INSTRUCTION: Copy out all of the material exactly as presented.

EXCERPTED DATA:

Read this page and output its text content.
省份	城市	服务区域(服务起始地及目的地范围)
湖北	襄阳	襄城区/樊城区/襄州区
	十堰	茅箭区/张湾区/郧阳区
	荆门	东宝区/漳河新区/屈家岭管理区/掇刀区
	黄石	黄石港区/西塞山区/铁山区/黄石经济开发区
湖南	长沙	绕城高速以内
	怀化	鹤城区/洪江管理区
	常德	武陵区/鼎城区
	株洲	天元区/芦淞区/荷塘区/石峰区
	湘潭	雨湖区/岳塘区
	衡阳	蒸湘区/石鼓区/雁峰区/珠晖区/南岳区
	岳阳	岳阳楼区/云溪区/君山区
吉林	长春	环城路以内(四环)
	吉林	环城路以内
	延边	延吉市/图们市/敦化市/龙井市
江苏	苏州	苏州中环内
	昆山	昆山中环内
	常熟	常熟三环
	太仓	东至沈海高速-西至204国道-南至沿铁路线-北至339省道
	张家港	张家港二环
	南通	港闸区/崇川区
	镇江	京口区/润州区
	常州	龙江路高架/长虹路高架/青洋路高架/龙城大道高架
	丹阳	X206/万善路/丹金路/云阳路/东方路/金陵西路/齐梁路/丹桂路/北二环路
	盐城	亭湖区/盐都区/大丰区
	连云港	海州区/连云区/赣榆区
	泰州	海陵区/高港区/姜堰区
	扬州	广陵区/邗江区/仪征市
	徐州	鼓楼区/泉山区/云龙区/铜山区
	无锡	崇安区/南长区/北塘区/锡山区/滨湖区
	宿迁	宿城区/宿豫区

SOLUTION TO THIS PROBLEM:
Read this page and output its text content.
省份	城市	服务区域(服务起始地及目的地范围)
湖北	襄阳	襄城区/樊城区/襄州区
	十堰	茅箭区/张湾区/郧阳区
	荆门	东宝区/漳河新区/屈家岭管理区/掇刀区
	黄石	黄石港区/西塞山区/铁山区/黄石经济开发区
湖南	长沙	绕城高速以内
	怀化	鹤城区/洪江管理区
	常德	武陵区/鼎城区
	株洲	天元区/芦淞区/荷塘区/石峰区
	湘潭	雨湖区/岳塘区
	衡阳	蒸湘区/石鼓区/雁峰区/珠晖区/南岳区
	岳阳	岳阳楼区/云溪区/君山区
吉林	长春	环城路以内(四环)
	吉林	环城路以内
	延边	延吉市/图们市/敦化市/龙井市
江苏	苏州	苏州中环内
	昆山	昆山中环内
	常熟	常熟三环
	太仓	东至沈海高速-西至204国道-南至沿铁路线-北至339省道
	张家港	张家港二环
	南通	港闸区/崇川区
	镇江	京口区/润州区
	常州	龙江路高架/长虹路高架/青洋路高架/龙城大道高架
	丹阳	X206/万善路/丹金路/云阳路/东方路/金陵西路/齐梁路/丹桂路/北二环路
	盐城	亭湖区/盐都区/大丰区
	连云港	海州区/连云区/赣榆区
	泰州	海陵区/高港区/姜堰区
	扬州	广陵区/邗江区/仪征市
	徐州	鼓楼区/泉山区/云龙区/铜山区
	无锡	崇安区/南长区/北塘区/锡山区/滨湖区
	宿迁	宿城区/宿豫区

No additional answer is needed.